* GOAL OF THE EXERCISE
From the records below, pull each line that has "Self".

* * * * * * *

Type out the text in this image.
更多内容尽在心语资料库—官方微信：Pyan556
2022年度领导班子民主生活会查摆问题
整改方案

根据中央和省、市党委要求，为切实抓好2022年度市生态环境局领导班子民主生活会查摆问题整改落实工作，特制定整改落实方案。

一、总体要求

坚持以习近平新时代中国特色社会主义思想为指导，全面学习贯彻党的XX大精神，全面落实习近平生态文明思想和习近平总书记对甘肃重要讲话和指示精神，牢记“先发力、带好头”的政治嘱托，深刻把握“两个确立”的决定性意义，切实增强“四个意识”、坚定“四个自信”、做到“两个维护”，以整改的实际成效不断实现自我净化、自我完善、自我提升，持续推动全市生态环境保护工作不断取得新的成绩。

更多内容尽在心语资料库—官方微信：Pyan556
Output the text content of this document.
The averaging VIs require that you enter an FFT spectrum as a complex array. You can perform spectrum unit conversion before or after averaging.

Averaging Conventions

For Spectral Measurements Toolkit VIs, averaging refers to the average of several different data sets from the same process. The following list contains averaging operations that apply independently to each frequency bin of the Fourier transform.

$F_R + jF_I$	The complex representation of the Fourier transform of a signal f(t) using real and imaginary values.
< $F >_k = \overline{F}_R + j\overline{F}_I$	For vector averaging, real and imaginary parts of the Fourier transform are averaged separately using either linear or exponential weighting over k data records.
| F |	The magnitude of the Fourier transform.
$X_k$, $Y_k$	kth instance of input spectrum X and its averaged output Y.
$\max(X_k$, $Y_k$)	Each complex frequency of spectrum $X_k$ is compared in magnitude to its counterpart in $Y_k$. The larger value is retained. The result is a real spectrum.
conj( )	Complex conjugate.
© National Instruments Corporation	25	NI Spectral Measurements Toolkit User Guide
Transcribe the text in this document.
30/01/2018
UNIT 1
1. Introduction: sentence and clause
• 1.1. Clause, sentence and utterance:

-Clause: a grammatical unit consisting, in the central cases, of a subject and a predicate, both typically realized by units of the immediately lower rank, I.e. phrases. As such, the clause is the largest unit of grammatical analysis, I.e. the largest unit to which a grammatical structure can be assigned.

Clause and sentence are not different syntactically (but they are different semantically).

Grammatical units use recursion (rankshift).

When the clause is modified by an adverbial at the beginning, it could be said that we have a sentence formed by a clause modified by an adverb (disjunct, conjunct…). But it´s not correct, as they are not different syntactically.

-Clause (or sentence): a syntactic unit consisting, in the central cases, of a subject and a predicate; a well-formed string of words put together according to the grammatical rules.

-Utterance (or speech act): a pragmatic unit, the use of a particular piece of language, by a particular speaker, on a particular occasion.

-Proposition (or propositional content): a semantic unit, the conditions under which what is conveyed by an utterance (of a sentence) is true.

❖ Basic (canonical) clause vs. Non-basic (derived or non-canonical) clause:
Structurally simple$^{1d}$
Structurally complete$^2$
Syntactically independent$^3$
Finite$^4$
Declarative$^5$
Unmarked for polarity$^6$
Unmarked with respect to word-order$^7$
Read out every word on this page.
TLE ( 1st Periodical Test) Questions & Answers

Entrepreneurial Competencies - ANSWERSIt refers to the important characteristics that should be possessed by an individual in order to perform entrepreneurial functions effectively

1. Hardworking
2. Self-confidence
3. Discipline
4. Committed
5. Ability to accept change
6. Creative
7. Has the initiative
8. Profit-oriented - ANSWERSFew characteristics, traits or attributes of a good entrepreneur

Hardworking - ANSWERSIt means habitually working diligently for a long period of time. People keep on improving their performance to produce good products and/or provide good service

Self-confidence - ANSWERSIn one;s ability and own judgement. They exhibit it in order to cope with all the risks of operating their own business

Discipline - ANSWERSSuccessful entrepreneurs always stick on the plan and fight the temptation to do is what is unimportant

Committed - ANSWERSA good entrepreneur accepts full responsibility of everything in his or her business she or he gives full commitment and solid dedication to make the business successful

* * * * * * *

* OUTPUT FOR THIS EXERCISE
2. Self-confidence
Self-confidence - ANSWERSIn one;s ability and own judgement. They exhibit it in order to cope with all the risks of operating their own business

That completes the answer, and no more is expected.